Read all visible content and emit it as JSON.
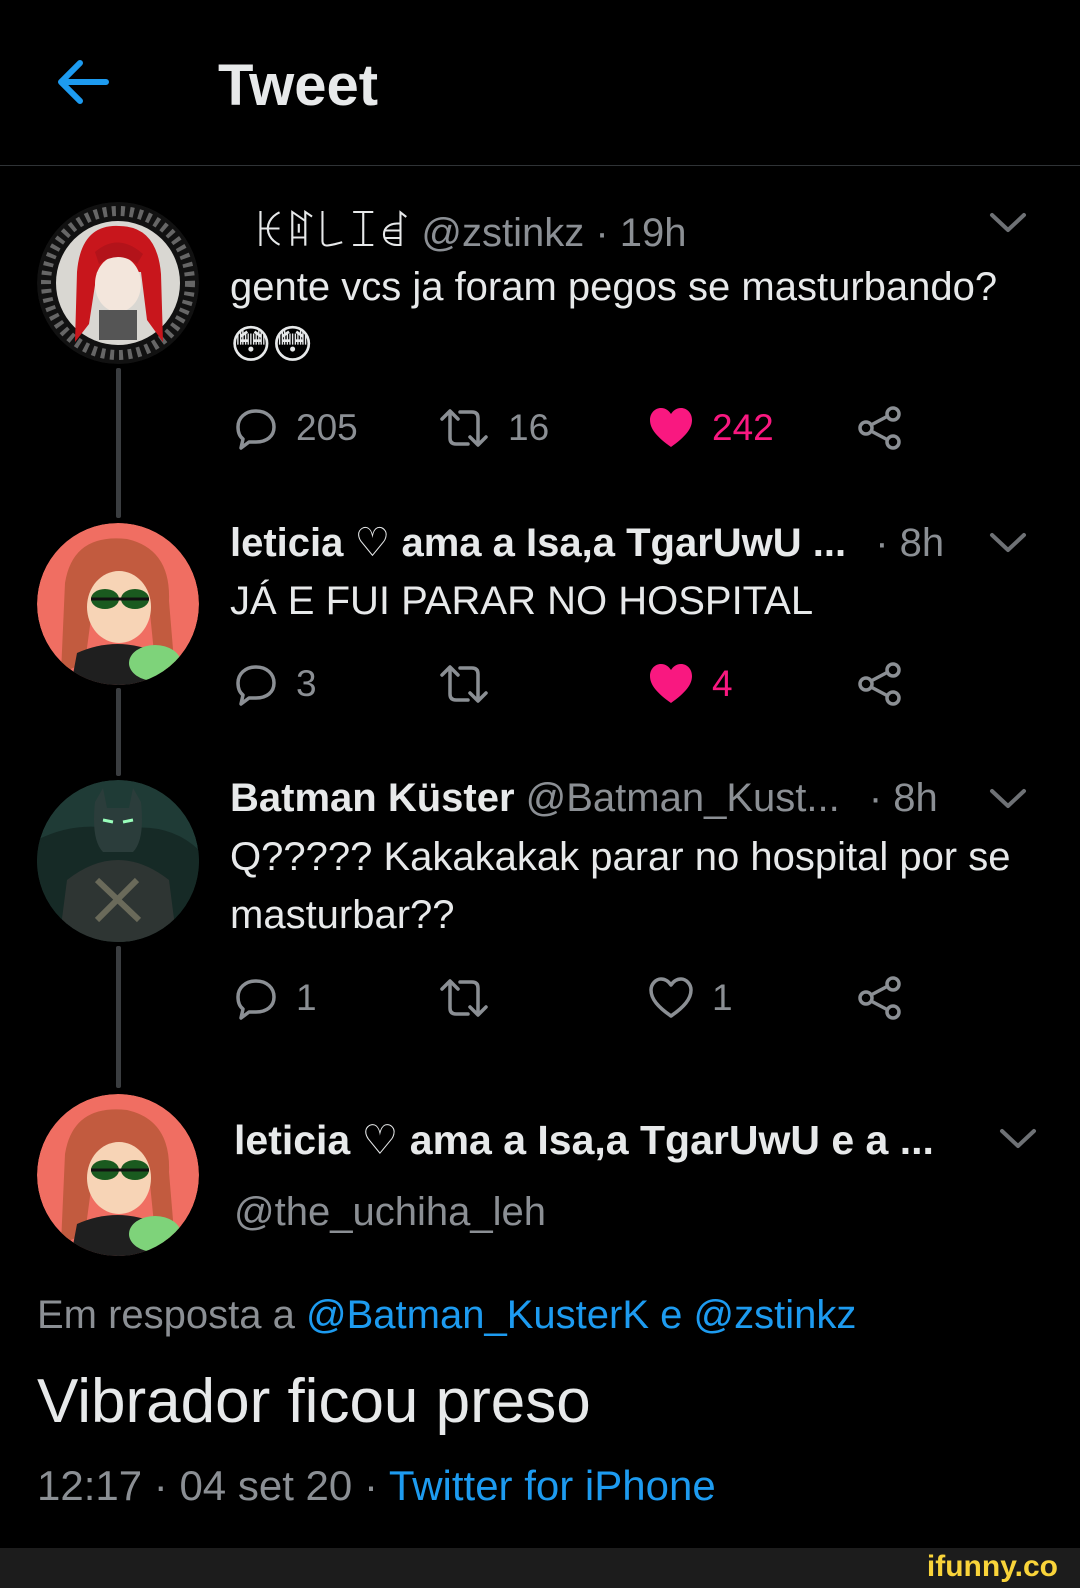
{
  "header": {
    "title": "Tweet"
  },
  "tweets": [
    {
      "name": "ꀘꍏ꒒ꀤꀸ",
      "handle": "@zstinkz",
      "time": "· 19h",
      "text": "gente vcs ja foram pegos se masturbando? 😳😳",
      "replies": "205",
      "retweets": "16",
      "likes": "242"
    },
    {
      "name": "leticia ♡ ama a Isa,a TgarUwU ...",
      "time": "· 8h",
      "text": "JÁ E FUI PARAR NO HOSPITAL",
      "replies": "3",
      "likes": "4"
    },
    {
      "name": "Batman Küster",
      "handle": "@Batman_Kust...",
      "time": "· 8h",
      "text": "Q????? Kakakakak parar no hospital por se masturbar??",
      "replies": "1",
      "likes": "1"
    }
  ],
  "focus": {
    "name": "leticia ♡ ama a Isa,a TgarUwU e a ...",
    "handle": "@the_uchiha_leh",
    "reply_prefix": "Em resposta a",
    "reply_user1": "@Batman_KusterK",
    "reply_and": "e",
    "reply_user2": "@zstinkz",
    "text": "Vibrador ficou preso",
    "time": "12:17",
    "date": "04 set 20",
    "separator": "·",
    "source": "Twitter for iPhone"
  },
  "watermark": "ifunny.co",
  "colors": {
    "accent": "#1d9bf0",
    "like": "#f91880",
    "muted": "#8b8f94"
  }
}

- Task requirements: Identify the lines above with the word "name". Copy them.

- Response to this exercise:
      "name": "ꀘꍏ꒒ꀤꀸ",
      "name": "leticia ♡ ama a Isa,a TgarUwU ...",
      "name": "Batman Küster",
    "name": "leticia ♡ ama a Isa,a TgarUwU e a ...",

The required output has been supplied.